[Stored data entries]
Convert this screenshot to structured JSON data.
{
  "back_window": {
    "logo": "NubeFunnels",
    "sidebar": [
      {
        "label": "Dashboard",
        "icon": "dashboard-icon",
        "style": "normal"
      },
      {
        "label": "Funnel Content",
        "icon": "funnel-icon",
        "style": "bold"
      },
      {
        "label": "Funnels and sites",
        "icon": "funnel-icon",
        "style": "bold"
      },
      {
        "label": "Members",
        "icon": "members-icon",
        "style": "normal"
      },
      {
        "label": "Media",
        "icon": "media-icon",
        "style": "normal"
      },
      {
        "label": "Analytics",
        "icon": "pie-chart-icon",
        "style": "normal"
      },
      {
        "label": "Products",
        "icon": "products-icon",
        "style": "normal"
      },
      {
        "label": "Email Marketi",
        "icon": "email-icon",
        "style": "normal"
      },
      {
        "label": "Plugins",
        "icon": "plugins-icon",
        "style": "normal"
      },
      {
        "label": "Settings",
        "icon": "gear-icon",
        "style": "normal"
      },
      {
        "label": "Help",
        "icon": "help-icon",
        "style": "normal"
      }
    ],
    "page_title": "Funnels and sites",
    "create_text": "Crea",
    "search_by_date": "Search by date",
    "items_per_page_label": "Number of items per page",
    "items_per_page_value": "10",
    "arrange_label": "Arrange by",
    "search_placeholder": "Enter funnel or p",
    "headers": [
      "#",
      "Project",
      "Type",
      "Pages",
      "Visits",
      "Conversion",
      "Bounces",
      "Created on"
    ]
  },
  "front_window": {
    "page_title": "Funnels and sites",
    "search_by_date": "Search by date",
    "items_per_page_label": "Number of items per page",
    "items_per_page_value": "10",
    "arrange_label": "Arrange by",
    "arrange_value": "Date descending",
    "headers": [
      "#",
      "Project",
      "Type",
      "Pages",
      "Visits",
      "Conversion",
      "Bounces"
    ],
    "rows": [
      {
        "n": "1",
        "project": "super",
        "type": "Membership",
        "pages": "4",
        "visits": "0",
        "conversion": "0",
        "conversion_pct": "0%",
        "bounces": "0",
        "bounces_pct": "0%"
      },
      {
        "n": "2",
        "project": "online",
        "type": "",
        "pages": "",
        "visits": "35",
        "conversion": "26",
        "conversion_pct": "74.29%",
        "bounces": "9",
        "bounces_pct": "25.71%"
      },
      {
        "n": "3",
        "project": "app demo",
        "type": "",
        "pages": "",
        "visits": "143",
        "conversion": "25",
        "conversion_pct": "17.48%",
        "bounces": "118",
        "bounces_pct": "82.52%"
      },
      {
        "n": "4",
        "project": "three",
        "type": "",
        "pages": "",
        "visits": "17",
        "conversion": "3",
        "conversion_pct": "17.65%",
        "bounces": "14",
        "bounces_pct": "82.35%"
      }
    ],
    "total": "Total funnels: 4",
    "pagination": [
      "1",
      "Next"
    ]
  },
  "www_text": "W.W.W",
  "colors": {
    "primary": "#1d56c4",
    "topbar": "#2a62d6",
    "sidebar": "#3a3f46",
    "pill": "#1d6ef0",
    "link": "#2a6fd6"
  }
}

* * *

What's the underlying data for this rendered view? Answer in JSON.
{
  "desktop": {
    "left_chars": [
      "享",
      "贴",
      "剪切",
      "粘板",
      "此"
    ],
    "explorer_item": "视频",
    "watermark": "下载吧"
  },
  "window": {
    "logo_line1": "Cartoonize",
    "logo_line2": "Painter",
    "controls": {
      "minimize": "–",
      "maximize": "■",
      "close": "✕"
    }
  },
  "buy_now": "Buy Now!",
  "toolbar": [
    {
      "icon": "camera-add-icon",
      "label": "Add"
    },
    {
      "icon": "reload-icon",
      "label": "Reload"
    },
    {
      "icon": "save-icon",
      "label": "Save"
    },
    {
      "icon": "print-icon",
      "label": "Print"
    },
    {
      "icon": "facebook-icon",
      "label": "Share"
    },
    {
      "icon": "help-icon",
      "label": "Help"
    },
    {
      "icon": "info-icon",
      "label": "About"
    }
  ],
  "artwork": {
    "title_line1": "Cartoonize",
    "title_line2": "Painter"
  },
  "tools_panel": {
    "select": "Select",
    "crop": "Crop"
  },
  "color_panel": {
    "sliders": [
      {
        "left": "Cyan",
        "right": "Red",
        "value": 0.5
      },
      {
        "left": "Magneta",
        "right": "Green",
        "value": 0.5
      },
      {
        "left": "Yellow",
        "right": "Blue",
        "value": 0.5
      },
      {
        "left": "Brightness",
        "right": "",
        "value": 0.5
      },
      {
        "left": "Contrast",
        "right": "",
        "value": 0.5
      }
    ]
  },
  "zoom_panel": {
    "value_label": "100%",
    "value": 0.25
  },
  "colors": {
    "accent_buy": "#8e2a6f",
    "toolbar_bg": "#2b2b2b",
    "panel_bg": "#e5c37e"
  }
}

_EXERCISE REQUIREMENTS_:
Pull out each line holding the string "Cartoonize".

_EXERCISE RESPONSE_:
    "logo_line1": "Cartoonize",
    "title_line1": "Cartoonize",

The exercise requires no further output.